Stated problem: Reproduce the following material exactly, including every line.

Data for processing:
----
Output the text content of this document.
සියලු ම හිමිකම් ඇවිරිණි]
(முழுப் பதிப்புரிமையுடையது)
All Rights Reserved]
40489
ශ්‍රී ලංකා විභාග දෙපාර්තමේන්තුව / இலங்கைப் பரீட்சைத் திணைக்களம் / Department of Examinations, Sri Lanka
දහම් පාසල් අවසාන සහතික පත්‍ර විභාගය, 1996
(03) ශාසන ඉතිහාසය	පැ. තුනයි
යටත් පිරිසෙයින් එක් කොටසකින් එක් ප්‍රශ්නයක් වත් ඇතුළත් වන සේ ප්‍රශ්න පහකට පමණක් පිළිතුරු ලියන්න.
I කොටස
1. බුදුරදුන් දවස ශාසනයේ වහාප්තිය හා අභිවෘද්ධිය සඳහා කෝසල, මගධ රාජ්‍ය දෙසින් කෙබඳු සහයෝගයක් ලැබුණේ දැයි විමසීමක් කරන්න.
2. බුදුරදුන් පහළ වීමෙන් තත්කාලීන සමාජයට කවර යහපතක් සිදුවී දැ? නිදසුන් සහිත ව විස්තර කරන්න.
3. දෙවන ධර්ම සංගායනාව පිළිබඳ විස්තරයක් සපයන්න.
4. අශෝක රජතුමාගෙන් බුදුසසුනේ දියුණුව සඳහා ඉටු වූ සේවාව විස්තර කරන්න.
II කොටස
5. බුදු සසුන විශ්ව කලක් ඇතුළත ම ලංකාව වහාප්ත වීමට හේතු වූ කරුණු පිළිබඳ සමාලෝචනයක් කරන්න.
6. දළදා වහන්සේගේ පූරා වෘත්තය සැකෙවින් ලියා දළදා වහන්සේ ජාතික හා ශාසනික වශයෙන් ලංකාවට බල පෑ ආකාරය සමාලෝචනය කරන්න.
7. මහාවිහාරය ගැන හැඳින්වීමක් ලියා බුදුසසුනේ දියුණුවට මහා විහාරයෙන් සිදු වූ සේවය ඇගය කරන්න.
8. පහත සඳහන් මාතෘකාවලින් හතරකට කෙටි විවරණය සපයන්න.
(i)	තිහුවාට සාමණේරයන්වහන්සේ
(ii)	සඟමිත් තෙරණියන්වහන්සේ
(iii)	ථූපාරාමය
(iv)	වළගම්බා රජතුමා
----
Result for this exercise:
Output the text content of this document.
සියලු ම හිමිකම් ඇවිරිණි]
(முழுப் பதிப்புரிமையுடையது)
All Rights Reserved]
40489
ශ්‍රී ලංකා විභාග දෙපාර්තමේන්තුව / இலங்கைப் பரீட்சைத் திணைக்களம் / Department of Examinations, Sri Lanka
දහම් පාසල් අවසාන සහතික පත්‍ර විභාගය, 1996
(03) ශාසන ඉතිහාසය	පැ. තුනයි
යටත් පිරිසෙයින් එක් කොටසකින් එක් ප්‍රශ්නයක් වත් ඇතුළත් වන සේ ප්‍රශ්න පහකට පමණක් පිළිතුරු ලියන්න.
I කොටස
1. බුදුරදුන් දවස ශාසනයේ වහාප්තිය හා අභිවෘද්ධිය සඳහා කෝසල, මගධ රාජ්‍ය දෙසින් කෙබඳු සහයෝගයක් ලැබුණේ දැයි විමසීමක් කරන්න.
2. බුදුරදුන් පහළ වීමෙන් තත්කාලීන සමාජයට කවර යහපතක් සිදුවී දැ? නිදසුන් සහිත ව විස්තර කරන්න.
3. දෙවන ධර්ම සංගායනාව පිළිබඳ විස්තරයක් සපයන්න.
4. අශෝක රජතුමාගෙන් බුදුසසුනේ දියුණුව සඳහා ඉටු වූ සේවාව විස්තර කරන්න.
II කොටස
5. බුදු සසුන විශ්ව කලක් ඇතුළත ම ලංකාව වහාප්ත වීමට හේතු වූ කරුණු පිළිබඳ සමාලෝචනයක් කරන්න.
6. දළදා වහන්සේගේ පූරා වෘත්තය සැකෙවින් ලියා දළදා වහන්සේ ජාතික හා ශාසනික වශයෙන් ලංකාවට බල පෑ ආකාරය සමාලෝචනය කරන්න.
7. මහාවිහාරය ගැන හැඳින්වීමක් ලියා බුදුසසුනේ දියුණුවට මහා විහාරයෙන් සිදු වූ සේවය ඇගය කරන්න.
8. පහත සඳහන් මාතෘකාවලින් හතරකට කෙටි විවරණය සපයන්න.
(i)	තිහුවාට සාමණේරයන්වහන්සේ
(ii)	සඟමිත් තෙරණියන්වහන්සේ
(iii)	ථූපාරාමය
(iv)	වළගම්බා රජතුමා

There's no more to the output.